### Extracted data:
++++++++++

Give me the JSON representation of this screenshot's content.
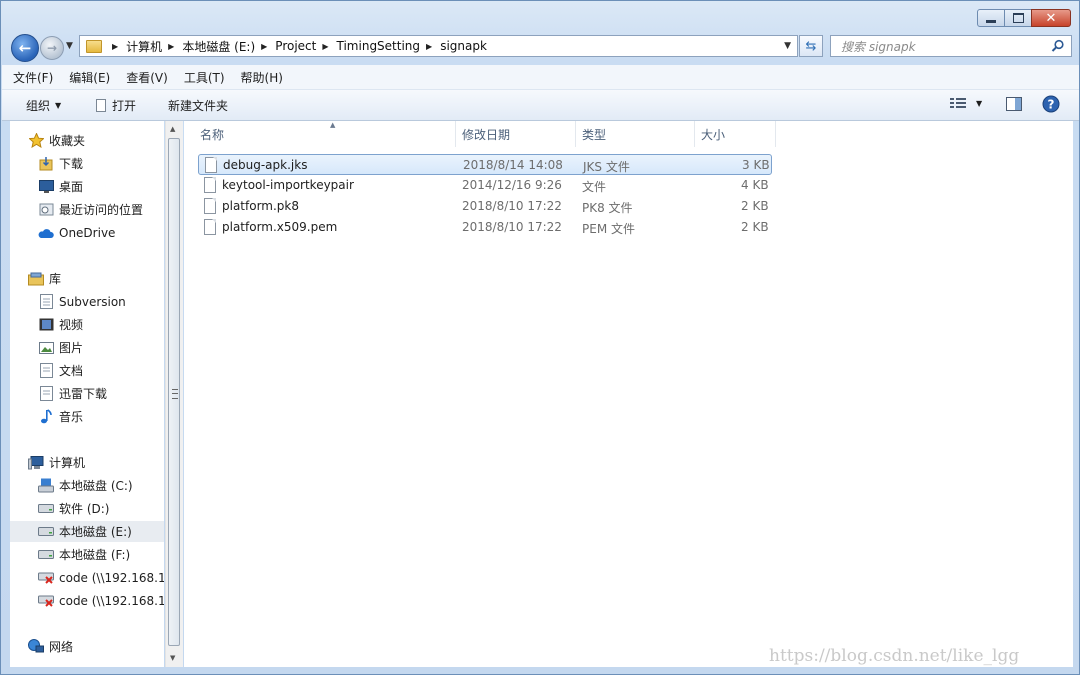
{
  "window": {
    "colors": {
      "accent": "#2a64b8",
      "close": "#c7432a",
      "selection": "#d6e8fb"
    }
  },
  "address": {
    "crumbs": [
      "计算机",
      "本地磁盘 (E:)",
      "Project",
      "TimingSetting",
      "signapk"
    ]
  },
  "search": {
    "placeholder": "搜索 signapk"
  },
  "menu": [
    "文件(F)",
    "编辑(E)",
    "查看(V)",
    "工具(T)",
    "帮助(H)"
  ],
  "toolbar": {
    "organize": "组织",
    "open": "打开",
    "new_folder": "新建文件夹"
  },
  "nav": {
    "favorites": {
      "label": "收藏夹",
      "items": [
        "下载",
        "桌面",
        "最近访问的位置",
        "OneDrive"
      ]
    },
    "libraries": {
      "label": "库",
      "items": [
        "Subversion",
        "视频",
        "图片",
        "文档",
        "迅雷下载",
        "音乐"
      ]
    },
    "computer": {
      "label": "计算机",
      "items": [
        "本地磁盘 (C:)",
        "软件 (D:)",
        "本地磁盘 (E:)",
        "本地磁盘 (F:)",
        "code (\\\\192.168.1",
        "code (\\\\192.168.1"
      ]
    },
    "network": {
      "label": "网络"
    },
    "selected": "本地磁盘 (E:)"
  },
  "columns": {
    "name": "名称",
    "modified": "修改日期",
    "type": "类型",
    "size": "大小"
  },
  "files": [
    {
      "name": "debug-apk.jks",
      "modified": "2018/8/14 14:08",
      "type": "JKS 文件",
      "size": "3 KB",
      "selected": true
    },
    {
      "name": "keytool-importkeypair",
      "modified": "2014/12/16 9:26",
      "type": "文件",
      "size": "4 KB"
    },
    {
      "name": "platform.pk8",
      "modified": "2018/8/10 17:22",
      "type": "PK8 文件",
      "size": "2 KB"
    },
    {
      "name": "platform.x509.pem",
      "modified": "2018/8/10 17:22",
      "type": "PEM 文件",
      "size": "2 KB"
    }
  ],
  "watermark": "https://blog.csdn.net/like_lgg"
}
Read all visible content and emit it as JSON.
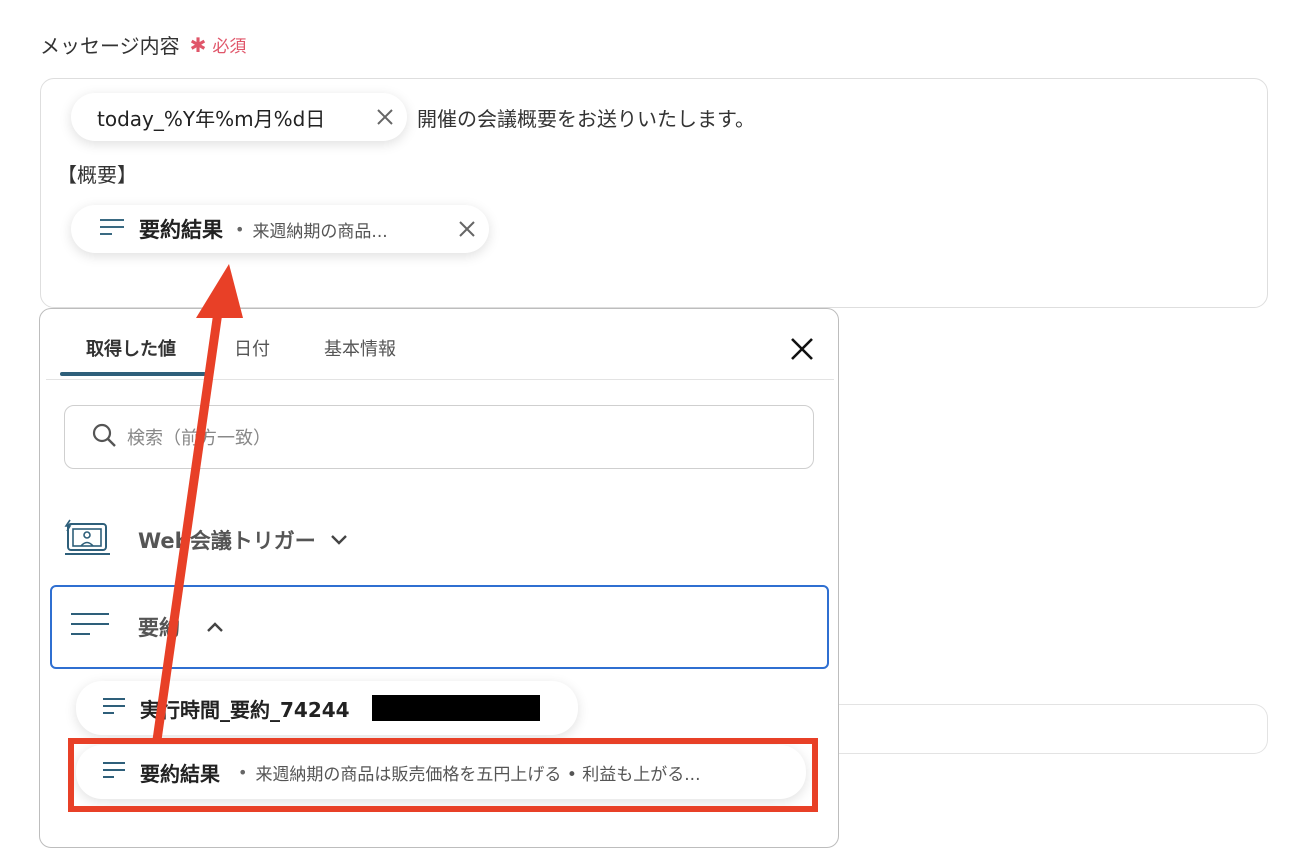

++++++++++

### Task to complete:
List every line from the entries above in which "platform" appears.

### Expected answer:
      "name": "platform.pk8",
      "name": "platform.x509.pem",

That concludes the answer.